# TASK DESCRIPTION:
Reproduce each line of the material exactly, minus any picture.

--- BEGIN ---

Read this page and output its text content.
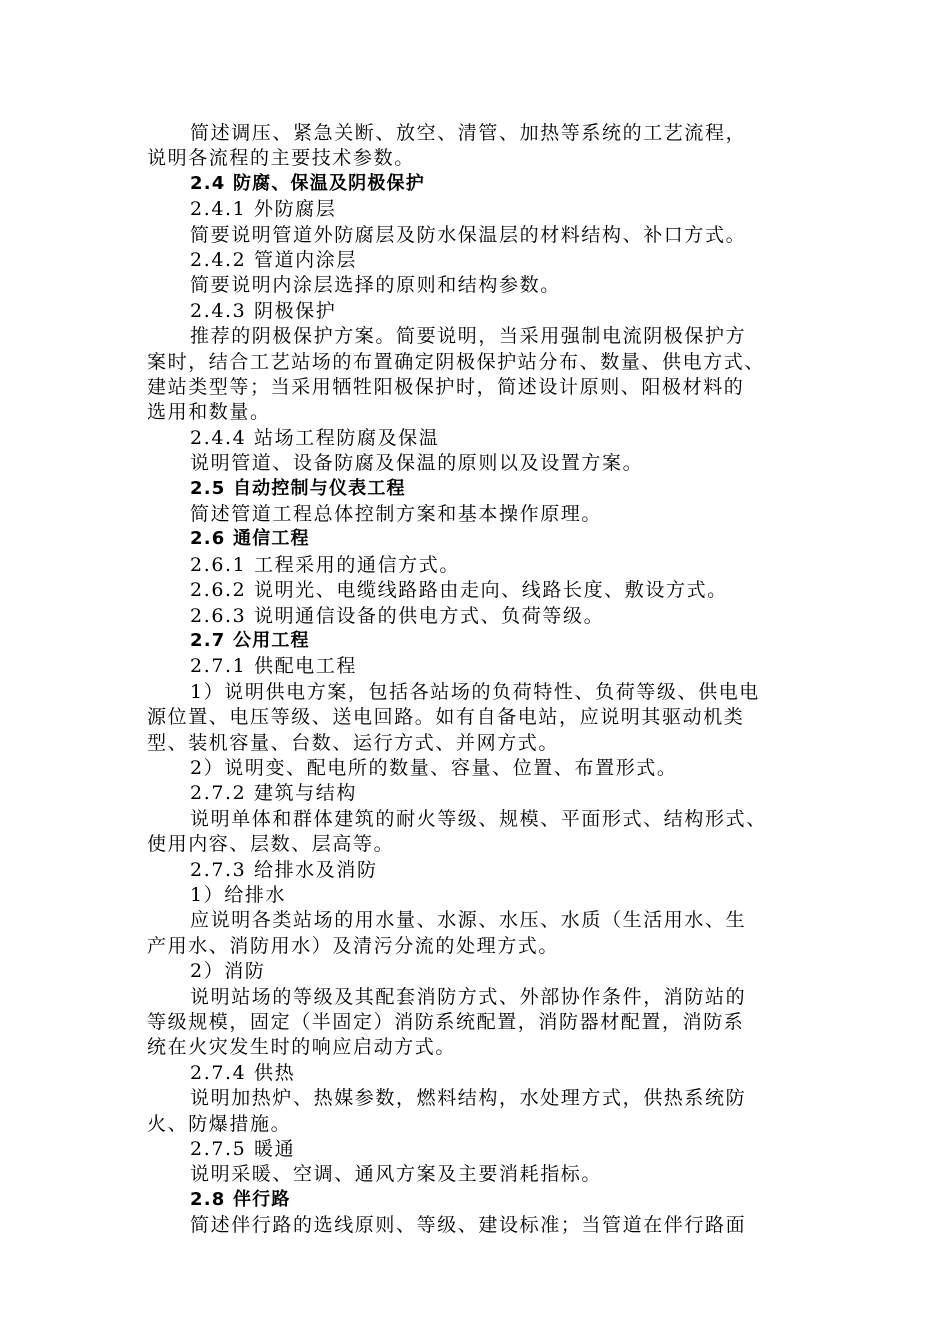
简述调压、紧急关断、放空、清管、加热等系统的工艺流程，
说明各流程的主要技术参数。
2.4 防腐、保温及阴极保护
2.4.1 外防腐层
简要说明管道外防腐层及防水保温层的材料结构、补口方式。
2.4.2 管道内涂层
简要说明内涂层选择的原则和结构参数。
2.4.3 阴极保护
推荐的阴极保护方案。简要说明，当采用强制电流阴极保护方
案时，结合工艺站场的布置确定阴极保护站分布、数量、供电方式、
建站类型等；当采用牺牲阳极保护时，简述设计原则、阳极材料的
选用和数量。
2.4.4 站场工程防腐及保温
说明管道、设备防腐及保温的原则以及设置方案。
2.5 自动控制与仪表工程
简述管道工程总体控制方案和基本操作原理。
2.6 通信工程
2.6.1 工程采用的通信方式。
2.6.2 说明光、电缆线路路由走向、线路长度、敷设方式。
2.6.3 说明通信设备的供电方式、负荷等级。
2.7 公用工程
2.7.1 供配电工程
1）说明供电方案，包括各站场的负荷特性、负荷等级、供电电
源位置、电压等级、送电回路。如有自备电站，应说明其驱动机类
型、装机容量、台数、运行方式、并网方式。
2）说明变、配电所的数量、容量、位置、布置形式。
2.7.2 建筑与结构
说明单体和群体建筑的耐火等级、规模、平面形式、结构形式、
使用内容、层数、层高等。
2.7.3 给排水及消防
1）给排水
应说明各类站场的用水量、水源、水压、水质（生活用水、生
产用水、消防用水）及清污分流的处理方式。
2）消防
说明站场的等级及其配套消防方式、外部协作条件，消防站的
等级规模，固定（半固定）消防系统配置，消防器材配置，消防系
统在火灾发生时的响应启动方式。
2.7.4 供热
说明加热炉、热媒参数，燃料结构，水处理方式，供热系统防
火、防爆措施。
2.7.5 暖通
说明采暖、空调、通风方案及主要消耗指标。
2.8 伴行路
简述伴行路的选线原则、等级、建设标准；当管道在伴行路面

--- END ---

# COMPLETE ANSWER:
Read this page and output its text content.
简述调压、紧急关断、放空、清管、加热等系统的工艺流程，
说明各流程的主要技术参数。
2.4 防腐、保温及阴极保护
2.4.1 外防腐层
简要说明管道外防腐层及防水保温层的材料结构、补口方式。
2.4.2 管道内涂层
简要说明内涂层选择的原则和结构参数。
2.4.3 阴极保护
推荐的阴极保护方案。简要说明，当采用强制电流阴极保护方
案时，结合工艺站场的布置确定阴极保护站分布、数量、供电方式、
建站类型等；当采用牺牲阳极保护时，简述设计原则、阳极材料的
选用和数量。
2.4.4 站场工程防腐及保温
说明管道、设备防腐及保温的原则以及设置方案。
2.5 自动控制与仪表工程
简述管道工程总体控制方案和基本操作原理。
2.6 通信工程
2.6.1 工程采用的通信方式。
2.6.2 说明光、电缆线路路由走向、线路长度、敷设方式。
2.6.3 说明通信设备的供电方式、负荷等级。
2.7 公用工程
2.7.1 供配电工程
1）说明供电方案，包括各站场的负荷特性、负荷等级、供电电
源位置、电压等级、送电回路。如有自备电站，应说明其驱动机类
型、装机容量、台数、运行方式、并网方式。
2）说明变、配电所的数量、容量、位置、布置形式。
2.7.2 建筑与结构
说明单体和群体建筑的耐火等级、规模、平面形式、结构形式、
使用内容、层数、层高等。
2.7.3 给排水及消防
1）给排水
应说明各类站场的用水量、水源、水压、水质（生活用水、生
产用水、消防用水）及清污分流的处理方式。
2）消防
说明站场的等级及其配套消防方式、外部协作条件，消防站的
等级规模，固定（半固定）消防系统配置，消防器材配置，消防系
统在火灾发生时的响应启动方式。
2.7.4 供热
说明加热炉、热媒参数，燃料结构，水处理方式，供热系统防
火、防爆措施。
2.7.5 暖通
说明采暖、空调、通风方案及主要消耗指标。
2.8 伴行路
简述伴行路的选线原则、等级、建设标准；当管道在伴行路面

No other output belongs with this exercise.